**Do this**
Here are some records; quote them exactly, leaving out the pictures.

::::

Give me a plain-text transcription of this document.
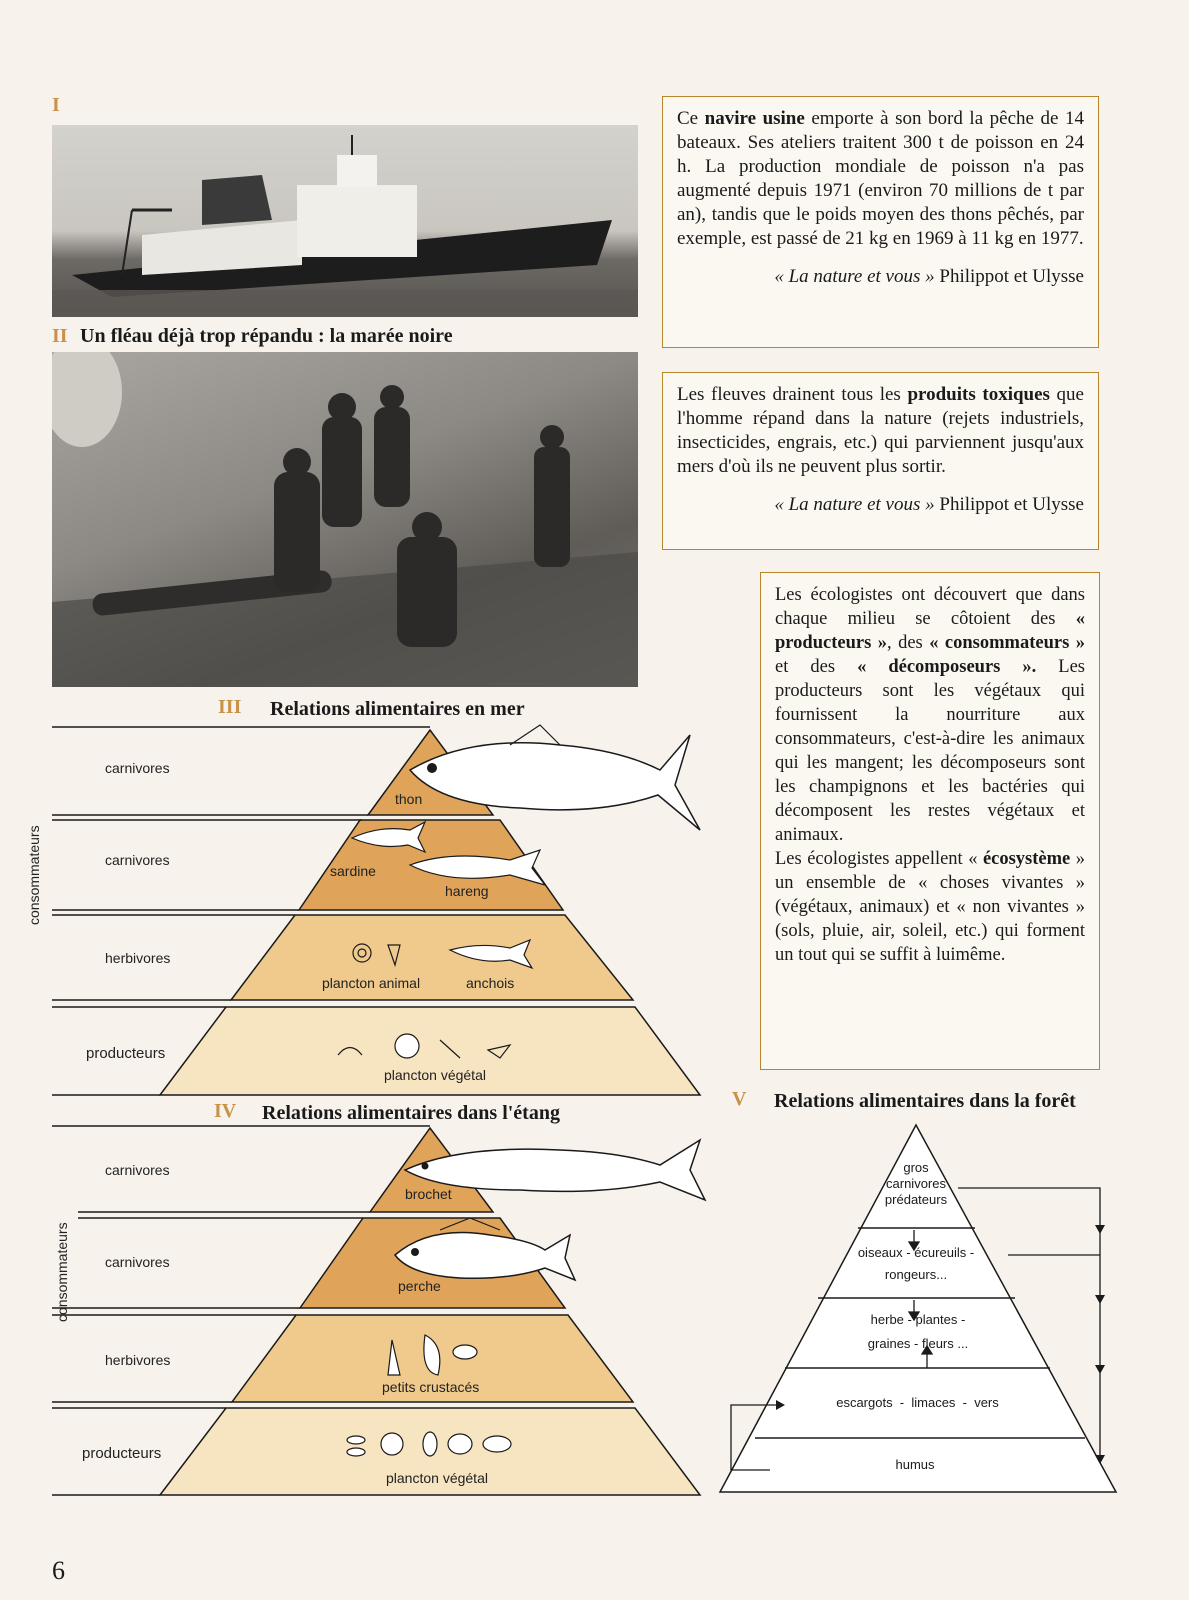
I
II Un fléau déjà trop répandu : la marée noire

Ce navire usine emporte à son bord la pêche de 14 bateaux. Ses ateliers traitent 300 t de poisson en 24 h. La production mondiale de poisson n'a pas augmenté depuis 1971 (environ 70 millions de t par an), tandis que le poids moyen des thons pêchés, par exemple, est passé de 21 kg en 1969 à 11 kg en 1977.

« La nature et vous » Philippot et Ulysse

Les fleuves drainent tous les produits toxiques que l'homme répand dans la nature (rejets industriels, insecticides, engrais, etc.) qui parviennent jusqu'aux mers d'où ils ne peuvent plus sortir.

« La nature et vous » Philippot et Ulysse

Les écologistes ont découvert que dans chaque milieu se côtoient des « producteurs », des « consommateurs » et des « décomposeurs ». Les producteurs sont les végétaux qui fournissent la nourriture aux consommateurs, c'est-à-dire les animaux qui les mangent; les décomposeurs sont les champignons et les bactéries qui décomposent les restes végétaux et animaux.
Les écologistes appellent « écosystème » un ensemble de « choses vivantes » (végétaux, animaux) et « non vivantes » (sols, pluie, air, soleil, etc.) qui forment un tout qui se suffit à luimême.

III Relations alimentaires en mer
consommateurs
carnivores
carnivores
herbivores
producteurs
thon
sardine
hareng
plancton animal	anchois
plancton végétal
IV Relations alimentaires dans l'étang
consommateurs
carnivores
carnivores
herbivores
producteurs
brochet
perche
petits crustacés
plancton végétal
V Relations alimentaires dans la forêt
gros
carnivores
prédateurs
oiseaux - écureuils -
rongeurs...
herbe - plantes -
graines - fleurs ...
escargots  -  limaces  -  vers
humus
6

::::

**Result of this task**
Give me a plain-text transcription of this document.
I
II Un fléau déjà trop répandu : la marée noire

Ce navire usine emporte à son bord la pêche de 14 bateaux. Ses ateliers traitent 300 t de poisson en 24 h. La production mondiale de poisson n'a pas augmenté depuis 1971 (environ 70 millions de t par an), tandis que le poids moyen des thons pêchés, par exemple, est passé de 21 kg en 1969 à 11 kg en 1977.

« La nature et vous » Philippot et Ulysse

Les fleuves drainent tous les produits toxiques que l'homme répand dans la nature (rejets industriels, insecticides, engrais, etc.) qui parviennent jusqu'aux mers d'où ils ne peuvent plus sortir.

« La nature et vous » Philippot et Ulysse

Les écologistes ont découvert que dans chaque milieu se côtoient des « producteurs », des « consommateurs » et des « décomposeurs ». Les producteurs sont les végétaux qui fournissent la nourriture aux consommateurs, c'est-à-dire les animaux qui les mangent; les décomposeurs sont les champignons et les bactéries qui décomposent les restes végétaux et animaux.
Les écologistes appellent « écosystème » un ensemble de « choses vivantes » (végétaux, animaux) et « non vivantes » (sols, pluie, air, soleil, etc.) qui forment un tout qui se suffit à luimême.

III Relations alimentaires en mer
consommateurs
carnivores
carnivores
herbivores
producteurs
thon
sardine
hareng
plancton animal	anchois
plancton végétal
IV Relations alimentaires dans l'étang
consommateurs
carnivores
carnivores
herbivores
producteurs
brochet
perche
petits crustacés
plancton végétal
V Relations alimentaires dans la forêt
gros
carnivores
prédateurs
oiseaux - écureuils -
rongeurs...
herbe - plantes -
graines - fleurs ...
escargots  -  limaces  -  vers
humus
6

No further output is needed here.